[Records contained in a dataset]
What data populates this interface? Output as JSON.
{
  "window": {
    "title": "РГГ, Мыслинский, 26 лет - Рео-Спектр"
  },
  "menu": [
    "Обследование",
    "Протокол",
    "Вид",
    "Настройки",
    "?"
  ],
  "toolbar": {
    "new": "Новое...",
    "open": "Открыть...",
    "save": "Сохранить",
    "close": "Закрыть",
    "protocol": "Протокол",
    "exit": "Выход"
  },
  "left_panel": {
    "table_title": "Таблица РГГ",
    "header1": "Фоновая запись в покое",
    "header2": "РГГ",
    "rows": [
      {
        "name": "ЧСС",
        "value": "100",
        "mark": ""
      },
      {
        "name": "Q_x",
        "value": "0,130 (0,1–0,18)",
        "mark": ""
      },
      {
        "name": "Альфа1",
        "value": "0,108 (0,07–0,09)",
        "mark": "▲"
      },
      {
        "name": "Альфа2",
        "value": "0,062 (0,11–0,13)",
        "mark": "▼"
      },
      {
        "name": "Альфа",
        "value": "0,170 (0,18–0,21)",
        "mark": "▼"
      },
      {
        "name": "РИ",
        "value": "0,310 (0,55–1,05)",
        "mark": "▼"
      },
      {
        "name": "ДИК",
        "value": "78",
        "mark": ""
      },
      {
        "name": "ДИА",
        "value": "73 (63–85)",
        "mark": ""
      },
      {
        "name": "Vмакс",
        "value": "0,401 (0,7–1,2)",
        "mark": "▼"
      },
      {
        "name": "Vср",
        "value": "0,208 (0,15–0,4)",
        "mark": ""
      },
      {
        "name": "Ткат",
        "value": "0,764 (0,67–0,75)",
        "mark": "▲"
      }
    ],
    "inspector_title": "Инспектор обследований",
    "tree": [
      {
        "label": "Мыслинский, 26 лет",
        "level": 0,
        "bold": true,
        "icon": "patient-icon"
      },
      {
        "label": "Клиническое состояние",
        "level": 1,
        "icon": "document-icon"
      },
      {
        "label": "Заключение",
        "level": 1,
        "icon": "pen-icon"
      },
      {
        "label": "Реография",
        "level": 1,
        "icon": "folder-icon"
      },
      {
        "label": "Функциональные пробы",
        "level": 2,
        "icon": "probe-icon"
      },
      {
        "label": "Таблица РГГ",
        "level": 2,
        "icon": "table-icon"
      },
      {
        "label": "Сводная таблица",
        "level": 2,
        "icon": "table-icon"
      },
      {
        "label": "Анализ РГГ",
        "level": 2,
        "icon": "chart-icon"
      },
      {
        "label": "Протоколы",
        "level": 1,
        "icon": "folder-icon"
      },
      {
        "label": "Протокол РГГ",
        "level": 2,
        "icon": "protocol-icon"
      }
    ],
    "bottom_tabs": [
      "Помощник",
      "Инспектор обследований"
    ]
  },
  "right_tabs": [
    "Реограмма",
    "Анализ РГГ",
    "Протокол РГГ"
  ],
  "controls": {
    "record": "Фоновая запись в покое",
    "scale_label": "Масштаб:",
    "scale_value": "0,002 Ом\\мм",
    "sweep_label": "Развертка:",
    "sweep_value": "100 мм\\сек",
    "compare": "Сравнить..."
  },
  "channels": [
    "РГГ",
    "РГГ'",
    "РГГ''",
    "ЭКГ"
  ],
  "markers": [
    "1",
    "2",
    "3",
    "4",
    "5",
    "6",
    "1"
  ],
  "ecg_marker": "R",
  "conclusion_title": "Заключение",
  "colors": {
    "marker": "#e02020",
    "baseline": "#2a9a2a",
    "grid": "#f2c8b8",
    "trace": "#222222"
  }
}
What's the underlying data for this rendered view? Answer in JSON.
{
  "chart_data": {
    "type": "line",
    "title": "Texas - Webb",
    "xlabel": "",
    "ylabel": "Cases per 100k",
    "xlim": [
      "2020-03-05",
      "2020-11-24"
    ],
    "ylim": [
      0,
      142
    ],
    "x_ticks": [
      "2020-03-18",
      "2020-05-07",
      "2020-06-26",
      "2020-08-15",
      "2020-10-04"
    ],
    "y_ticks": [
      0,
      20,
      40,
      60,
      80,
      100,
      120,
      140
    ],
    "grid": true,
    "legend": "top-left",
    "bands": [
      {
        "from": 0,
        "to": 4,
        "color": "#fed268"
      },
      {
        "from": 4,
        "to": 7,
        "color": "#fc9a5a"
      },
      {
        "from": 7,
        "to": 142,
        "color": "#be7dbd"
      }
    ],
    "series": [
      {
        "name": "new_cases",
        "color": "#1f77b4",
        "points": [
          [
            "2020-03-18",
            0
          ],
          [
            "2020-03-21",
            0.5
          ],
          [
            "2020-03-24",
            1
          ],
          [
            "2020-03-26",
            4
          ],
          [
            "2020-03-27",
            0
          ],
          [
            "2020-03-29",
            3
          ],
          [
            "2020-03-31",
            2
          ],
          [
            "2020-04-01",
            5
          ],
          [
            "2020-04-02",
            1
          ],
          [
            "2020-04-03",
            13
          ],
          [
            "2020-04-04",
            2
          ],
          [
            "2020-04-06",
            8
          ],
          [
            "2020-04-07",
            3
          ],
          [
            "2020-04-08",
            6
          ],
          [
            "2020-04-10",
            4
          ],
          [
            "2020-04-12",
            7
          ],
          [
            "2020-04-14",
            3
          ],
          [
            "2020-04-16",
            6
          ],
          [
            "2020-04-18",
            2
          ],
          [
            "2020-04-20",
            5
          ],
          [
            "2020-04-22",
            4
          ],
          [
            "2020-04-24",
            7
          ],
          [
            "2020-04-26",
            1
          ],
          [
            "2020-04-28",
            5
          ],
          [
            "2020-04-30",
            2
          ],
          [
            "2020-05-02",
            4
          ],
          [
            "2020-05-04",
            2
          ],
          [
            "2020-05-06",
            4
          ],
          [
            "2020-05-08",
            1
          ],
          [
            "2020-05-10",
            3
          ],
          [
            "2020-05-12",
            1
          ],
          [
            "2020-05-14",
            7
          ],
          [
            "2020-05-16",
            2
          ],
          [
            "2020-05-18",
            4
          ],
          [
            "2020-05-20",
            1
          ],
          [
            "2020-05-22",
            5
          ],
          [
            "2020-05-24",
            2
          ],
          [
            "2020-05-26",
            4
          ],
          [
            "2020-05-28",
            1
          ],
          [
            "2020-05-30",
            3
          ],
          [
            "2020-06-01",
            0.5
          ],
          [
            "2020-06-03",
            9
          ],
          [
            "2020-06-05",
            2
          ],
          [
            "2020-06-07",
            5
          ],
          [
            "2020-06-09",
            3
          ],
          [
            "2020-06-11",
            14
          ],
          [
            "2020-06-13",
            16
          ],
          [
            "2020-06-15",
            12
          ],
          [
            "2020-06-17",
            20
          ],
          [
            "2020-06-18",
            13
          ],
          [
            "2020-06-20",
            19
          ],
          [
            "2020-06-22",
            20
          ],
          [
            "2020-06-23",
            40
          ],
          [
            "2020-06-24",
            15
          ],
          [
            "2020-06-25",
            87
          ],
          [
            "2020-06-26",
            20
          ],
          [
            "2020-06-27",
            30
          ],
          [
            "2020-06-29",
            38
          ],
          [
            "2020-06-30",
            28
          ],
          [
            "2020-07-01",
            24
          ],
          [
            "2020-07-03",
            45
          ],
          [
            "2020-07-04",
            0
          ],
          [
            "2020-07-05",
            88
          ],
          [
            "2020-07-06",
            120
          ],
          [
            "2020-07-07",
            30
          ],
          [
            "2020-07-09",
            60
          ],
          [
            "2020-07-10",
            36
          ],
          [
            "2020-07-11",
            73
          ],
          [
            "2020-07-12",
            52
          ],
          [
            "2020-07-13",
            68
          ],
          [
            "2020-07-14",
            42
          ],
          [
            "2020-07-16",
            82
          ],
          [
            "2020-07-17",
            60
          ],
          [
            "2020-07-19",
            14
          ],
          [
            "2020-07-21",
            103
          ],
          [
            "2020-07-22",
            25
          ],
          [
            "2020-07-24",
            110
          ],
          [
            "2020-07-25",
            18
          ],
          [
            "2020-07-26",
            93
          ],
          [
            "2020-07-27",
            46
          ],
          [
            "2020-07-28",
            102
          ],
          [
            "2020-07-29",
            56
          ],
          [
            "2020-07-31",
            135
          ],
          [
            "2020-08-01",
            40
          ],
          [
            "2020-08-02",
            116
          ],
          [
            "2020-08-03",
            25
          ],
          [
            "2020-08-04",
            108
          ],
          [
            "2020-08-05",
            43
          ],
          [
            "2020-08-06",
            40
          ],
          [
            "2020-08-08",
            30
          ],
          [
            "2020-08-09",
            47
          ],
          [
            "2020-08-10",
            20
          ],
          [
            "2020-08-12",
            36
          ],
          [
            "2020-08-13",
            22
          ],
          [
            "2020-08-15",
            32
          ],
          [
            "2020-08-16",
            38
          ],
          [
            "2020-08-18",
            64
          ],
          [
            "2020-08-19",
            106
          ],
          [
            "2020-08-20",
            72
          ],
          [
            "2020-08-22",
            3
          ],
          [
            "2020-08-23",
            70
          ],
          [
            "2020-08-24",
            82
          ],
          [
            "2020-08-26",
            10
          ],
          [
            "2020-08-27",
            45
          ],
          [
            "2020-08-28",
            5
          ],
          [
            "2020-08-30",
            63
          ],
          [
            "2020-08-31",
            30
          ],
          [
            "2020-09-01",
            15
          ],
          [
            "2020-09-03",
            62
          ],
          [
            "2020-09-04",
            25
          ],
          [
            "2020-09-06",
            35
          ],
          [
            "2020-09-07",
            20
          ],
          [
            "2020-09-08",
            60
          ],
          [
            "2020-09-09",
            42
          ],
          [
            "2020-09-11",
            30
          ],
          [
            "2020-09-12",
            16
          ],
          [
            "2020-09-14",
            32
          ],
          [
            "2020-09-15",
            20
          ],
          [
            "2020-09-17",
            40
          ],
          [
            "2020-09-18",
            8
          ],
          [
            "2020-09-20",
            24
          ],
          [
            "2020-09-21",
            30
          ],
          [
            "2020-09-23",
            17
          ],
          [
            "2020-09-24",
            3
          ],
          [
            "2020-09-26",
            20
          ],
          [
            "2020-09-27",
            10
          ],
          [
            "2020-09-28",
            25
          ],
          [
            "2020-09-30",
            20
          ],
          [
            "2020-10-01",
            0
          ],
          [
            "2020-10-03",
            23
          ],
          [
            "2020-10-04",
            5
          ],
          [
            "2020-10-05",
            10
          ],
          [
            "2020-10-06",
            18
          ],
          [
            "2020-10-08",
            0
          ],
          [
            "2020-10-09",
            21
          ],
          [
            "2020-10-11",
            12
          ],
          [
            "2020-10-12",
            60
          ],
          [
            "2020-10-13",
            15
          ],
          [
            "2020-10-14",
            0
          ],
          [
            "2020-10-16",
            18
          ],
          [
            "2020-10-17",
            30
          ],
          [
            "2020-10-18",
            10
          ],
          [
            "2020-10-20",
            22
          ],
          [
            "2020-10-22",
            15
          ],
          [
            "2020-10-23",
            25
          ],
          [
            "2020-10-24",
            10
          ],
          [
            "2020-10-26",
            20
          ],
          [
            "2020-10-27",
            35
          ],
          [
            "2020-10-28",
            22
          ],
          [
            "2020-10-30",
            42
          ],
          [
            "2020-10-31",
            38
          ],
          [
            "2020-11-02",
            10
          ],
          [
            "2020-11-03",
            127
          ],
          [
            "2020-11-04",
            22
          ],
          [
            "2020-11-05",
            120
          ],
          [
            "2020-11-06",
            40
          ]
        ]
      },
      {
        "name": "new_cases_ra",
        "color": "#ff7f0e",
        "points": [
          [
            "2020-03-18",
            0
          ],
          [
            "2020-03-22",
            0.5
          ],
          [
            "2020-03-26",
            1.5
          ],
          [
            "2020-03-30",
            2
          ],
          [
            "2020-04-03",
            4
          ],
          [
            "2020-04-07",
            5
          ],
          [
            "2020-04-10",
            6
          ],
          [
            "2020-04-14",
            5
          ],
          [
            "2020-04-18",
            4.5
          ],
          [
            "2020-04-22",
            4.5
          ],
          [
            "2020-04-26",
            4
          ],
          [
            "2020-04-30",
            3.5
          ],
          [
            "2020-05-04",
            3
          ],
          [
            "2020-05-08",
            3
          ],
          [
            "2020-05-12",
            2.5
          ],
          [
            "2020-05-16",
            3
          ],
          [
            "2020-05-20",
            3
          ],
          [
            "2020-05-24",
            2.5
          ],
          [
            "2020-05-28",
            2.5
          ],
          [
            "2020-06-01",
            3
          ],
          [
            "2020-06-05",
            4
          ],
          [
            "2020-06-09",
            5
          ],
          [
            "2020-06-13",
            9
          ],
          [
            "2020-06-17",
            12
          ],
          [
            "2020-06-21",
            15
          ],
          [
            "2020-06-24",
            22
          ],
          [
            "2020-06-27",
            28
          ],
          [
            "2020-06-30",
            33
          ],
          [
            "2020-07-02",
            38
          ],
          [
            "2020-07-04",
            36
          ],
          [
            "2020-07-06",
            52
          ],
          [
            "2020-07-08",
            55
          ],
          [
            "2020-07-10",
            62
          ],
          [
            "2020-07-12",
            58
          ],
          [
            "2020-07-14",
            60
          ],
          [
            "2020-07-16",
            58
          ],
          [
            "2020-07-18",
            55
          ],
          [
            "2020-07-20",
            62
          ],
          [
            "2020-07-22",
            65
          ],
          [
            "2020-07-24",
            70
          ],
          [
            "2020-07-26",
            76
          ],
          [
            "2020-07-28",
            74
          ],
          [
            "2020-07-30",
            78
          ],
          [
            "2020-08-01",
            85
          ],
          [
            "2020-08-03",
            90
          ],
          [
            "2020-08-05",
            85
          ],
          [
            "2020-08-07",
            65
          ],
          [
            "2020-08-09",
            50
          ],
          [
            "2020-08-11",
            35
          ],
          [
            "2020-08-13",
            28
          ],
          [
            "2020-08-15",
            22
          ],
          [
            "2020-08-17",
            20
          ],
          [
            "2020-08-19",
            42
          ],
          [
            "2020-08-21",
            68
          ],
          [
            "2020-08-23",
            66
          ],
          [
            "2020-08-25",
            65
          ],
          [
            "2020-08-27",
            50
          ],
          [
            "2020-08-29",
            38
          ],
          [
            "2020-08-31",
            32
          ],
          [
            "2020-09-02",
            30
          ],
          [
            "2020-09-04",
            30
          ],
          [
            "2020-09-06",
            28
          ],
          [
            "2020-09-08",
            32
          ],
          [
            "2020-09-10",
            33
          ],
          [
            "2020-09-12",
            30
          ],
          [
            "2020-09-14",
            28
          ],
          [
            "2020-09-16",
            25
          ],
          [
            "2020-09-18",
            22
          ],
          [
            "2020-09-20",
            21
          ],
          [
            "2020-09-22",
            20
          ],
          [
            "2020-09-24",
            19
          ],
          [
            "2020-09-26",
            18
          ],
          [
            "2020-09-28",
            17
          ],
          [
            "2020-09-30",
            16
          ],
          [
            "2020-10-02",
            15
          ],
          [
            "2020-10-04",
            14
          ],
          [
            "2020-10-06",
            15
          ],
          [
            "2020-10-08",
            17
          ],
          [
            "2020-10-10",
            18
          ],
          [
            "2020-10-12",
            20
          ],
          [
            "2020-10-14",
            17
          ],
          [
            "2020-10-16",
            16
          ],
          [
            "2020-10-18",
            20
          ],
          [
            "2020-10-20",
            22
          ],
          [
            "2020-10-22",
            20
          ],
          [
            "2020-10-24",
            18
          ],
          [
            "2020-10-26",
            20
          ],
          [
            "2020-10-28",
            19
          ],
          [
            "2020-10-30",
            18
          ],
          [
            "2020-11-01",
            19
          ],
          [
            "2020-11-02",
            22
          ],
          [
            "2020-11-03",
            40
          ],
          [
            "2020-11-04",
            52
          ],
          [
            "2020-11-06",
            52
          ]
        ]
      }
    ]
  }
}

## Problem to solve
For each line above that contains the word "icon", copy that line.

## Full answer
        "icon": "patient-icon"
        "icon": "document-icon"
        "icon": "pen-icon"
        "icon": "folder-icon"
        "icon": "probe-icon"
        "icon": "table-icon"
        "icon": "table-icon"
        "icon": "chart-icon"
        "icon": "folder-icon"
        "icon": "protocol-icon"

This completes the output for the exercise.